> To do
- A) According to the article on antibiotic resistance, why could a patient still die of an infection at a major hospital despite the many antimicrobial agents now available? Answer in one to three sentences.
- B) Retype the part of the article on antibiotic resistance that opens with the words containing "This article will" and closes with "literature (Table 1).".

> Passage
►

[P&S Medical Review:Nov:93] Antibiotic Resistance--Its Impact on a Great Medical Center in the Last 30 Years

P&S Medical Review: Nov 1993, Vol.1, No.1
Antibiotic Resistance--Its Impact on a Great Medical Center in the Last 30 Years

HAROLD C. NEU, M.D.
Departments of Medicine and Pharmacology Columbia University College of Physicians and Surgeons, New York, NY.

In the 30 years that I have been at the Columbia-Presbyterian Medical Center (CPMC) and Columbia University, many new antibiotics have been discovered in nature or synthesized. In 1960, there were only two penicillins (penicillin G and V), three oral tetracyclines, three sulfonamides, one aminoglycoside for parenteral use (streptomycin), chloramphenicol, and one macrolide (erythromycin). Today there are more than 50 penicillins, 75 cephalosporins, 12 tetracyclines, nine aminoglycosides, three carbapenems, one monobactam, nine macrolides, three dihydrofolate reductase inhibitors, and at least 20 fluoroquinolones. Given this huge array of antimicrobial agents, it would seem that an individual could not possibly die of an infection in a hospital such as the Milstein Hospital at CPMC. Unfortunately, that is not true, and indeed one could not only die in CPMC but also in New York Hospital, San Francisco General, or the Massachusetts General Hospital. This is a result of the development of resistance by many of the bacteria that one encounters both in the hospital and more recently in the community setting.[1]

This article will address what particular effect resistance has had upon antimicrobial therapy at CPMC over the last 30 years. During this period of time our division has studied virtually every class of antimicrobial agent available throughout the world. In many cases we have been the first to study the human pharmacology of the drug and to perform the initial clinical trials which have been published in the American and European literature (Table 1).

◄

> Given data
►

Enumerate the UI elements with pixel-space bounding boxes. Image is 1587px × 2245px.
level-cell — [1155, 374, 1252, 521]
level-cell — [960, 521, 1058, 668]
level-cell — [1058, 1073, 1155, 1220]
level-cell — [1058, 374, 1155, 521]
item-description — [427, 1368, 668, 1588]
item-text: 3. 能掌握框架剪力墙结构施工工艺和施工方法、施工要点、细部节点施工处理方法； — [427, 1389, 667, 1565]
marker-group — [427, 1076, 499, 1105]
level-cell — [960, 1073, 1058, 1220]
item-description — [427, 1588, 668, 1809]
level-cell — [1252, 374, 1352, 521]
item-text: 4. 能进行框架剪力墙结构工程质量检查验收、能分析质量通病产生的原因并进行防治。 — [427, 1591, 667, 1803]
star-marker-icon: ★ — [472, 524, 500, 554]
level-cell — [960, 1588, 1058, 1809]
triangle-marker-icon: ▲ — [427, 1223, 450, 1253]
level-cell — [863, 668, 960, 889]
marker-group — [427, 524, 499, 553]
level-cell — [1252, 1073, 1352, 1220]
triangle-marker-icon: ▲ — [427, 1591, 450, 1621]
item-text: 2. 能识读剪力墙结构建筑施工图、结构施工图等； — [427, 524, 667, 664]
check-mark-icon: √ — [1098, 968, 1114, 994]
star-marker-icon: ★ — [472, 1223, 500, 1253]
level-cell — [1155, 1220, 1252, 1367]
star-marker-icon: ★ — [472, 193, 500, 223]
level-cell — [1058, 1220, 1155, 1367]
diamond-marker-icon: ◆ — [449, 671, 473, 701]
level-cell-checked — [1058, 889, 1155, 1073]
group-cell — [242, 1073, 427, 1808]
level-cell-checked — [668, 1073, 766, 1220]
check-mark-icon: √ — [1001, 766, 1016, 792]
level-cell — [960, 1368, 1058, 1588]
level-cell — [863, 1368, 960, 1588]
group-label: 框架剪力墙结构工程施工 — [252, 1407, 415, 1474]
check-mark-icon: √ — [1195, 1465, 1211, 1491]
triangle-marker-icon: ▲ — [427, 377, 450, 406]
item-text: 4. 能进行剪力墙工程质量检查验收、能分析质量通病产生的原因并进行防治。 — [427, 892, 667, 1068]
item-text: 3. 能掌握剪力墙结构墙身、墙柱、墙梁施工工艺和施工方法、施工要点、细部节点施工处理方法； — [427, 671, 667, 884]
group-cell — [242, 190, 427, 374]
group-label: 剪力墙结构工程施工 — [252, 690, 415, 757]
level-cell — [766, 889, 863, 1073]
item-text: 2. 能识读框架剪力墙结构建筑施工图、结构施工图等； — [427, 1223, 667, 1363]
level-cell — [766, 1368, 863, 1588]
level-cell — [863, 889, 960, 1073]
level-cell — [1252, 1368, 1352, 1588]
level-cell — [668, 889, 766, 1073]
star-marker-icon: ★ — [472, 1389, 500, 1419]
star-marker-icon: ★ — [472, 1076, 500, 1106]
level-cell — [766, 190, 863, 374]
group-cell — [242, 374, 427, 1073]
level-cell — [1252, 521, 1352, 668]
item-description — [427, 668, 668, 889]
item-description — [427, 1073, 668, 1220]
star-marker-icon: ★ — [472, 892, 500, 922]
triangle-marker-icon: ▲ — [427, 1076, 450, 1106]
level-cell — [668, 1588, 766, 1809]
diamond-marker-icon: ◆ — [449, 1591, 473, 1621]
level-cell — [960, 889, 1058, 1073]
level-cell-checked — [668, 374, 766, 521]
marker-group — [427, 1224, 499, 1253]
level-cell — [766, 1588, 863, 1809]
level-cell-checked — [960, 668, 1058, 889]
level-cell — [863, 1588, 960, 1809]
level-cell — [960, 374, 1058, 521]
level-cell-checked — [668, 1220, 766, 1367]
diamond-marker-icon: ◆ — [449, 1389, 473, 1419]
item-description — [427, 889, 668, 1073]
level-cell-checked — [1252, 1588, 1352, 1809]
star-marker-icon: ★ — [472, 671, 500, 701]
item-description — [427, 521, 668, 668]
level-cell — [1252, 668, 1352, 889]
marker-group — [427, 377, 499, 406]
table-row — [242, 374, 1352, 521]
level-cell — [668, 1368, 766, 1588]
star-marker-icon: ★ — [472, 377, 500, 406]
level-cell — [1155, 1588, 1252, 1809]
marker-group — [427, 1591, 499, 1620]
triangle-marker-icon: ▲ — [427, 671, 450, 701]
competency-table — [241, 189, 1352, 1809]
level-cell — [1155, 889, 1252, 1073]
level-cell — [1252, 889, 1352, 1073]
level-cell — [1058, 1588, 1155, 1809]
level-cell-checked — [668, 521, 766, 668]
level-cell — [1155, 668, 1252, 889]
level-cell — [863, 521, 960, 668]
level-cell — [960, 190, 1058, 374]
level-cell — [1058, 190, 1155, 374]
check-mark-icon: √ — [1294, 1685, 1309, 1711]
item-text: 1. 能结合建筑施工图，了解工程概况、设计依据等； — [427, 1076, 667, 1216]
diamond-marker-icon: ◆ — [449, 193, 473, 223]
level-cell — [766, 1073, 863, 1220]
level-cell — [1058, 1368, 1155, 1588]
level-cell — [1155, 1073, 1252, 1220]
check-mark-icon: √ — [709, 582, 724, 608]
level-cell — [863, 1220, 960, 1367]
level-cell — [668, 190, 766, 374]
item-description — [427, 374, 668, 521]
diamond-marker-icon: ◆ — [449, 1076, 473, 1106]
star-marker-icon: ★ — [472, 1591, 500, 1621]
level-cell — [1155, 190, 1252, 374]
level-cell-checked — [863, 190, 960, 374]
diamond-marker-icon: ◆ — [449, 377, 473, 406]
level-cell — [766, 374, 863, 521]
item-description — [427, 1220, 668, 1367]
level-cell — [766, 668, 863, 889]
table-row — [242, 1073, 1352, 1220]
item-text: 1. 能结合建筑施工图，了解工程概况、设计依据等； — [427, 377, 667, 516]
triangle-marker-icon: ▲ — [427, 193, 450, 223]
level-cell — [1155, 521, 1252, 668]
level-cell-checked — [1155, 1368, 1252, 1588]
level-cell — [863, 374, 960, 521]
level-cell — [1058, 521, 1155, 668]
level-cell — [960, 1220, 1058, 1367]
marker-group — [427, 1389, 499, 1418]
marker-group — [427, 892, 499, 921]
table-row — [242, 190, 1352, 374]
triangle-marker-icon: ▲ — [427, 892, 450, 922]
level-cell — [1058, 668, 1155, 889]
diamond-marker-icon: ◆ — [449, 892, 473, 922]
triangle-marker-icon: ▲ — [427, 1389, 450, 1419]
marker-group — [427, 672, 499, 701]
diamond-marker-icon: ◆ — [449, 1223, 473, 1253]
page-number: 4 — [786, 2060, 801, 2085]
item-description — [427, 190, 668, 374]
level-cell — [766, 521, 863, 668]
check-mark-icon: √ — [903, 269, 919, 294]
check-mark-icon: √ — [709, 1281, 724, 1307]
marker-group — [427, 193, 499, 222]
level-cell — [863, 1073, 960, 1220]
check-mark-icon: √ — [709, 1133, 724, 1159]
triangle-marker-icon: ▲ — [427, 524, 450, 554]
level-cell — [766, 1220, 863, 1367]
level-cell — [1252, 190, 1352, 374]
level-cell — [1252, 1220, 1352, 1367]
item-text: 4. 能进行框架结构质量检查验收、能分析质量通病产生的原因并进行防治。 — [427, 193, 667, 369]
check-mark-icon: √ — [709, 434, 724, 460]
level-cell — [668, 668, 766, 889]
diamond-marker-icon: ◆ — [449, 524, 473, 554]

◄

> Responses for each task
- A) Many of the bacteria encountered in the hospital, and more recently in the community, have developed resistance.

- B)
This article will address what particular effect resistance has had upon antimicrobial therapy at CPMC over the last 30 years. During this period of time our division has studied virtually every class of antimicrobial agent available throughout the world. In many cases we have been the first to study the human pharmacology of the drug and to perform the initial clinical trials which have been published in the American and European literature (Table 1).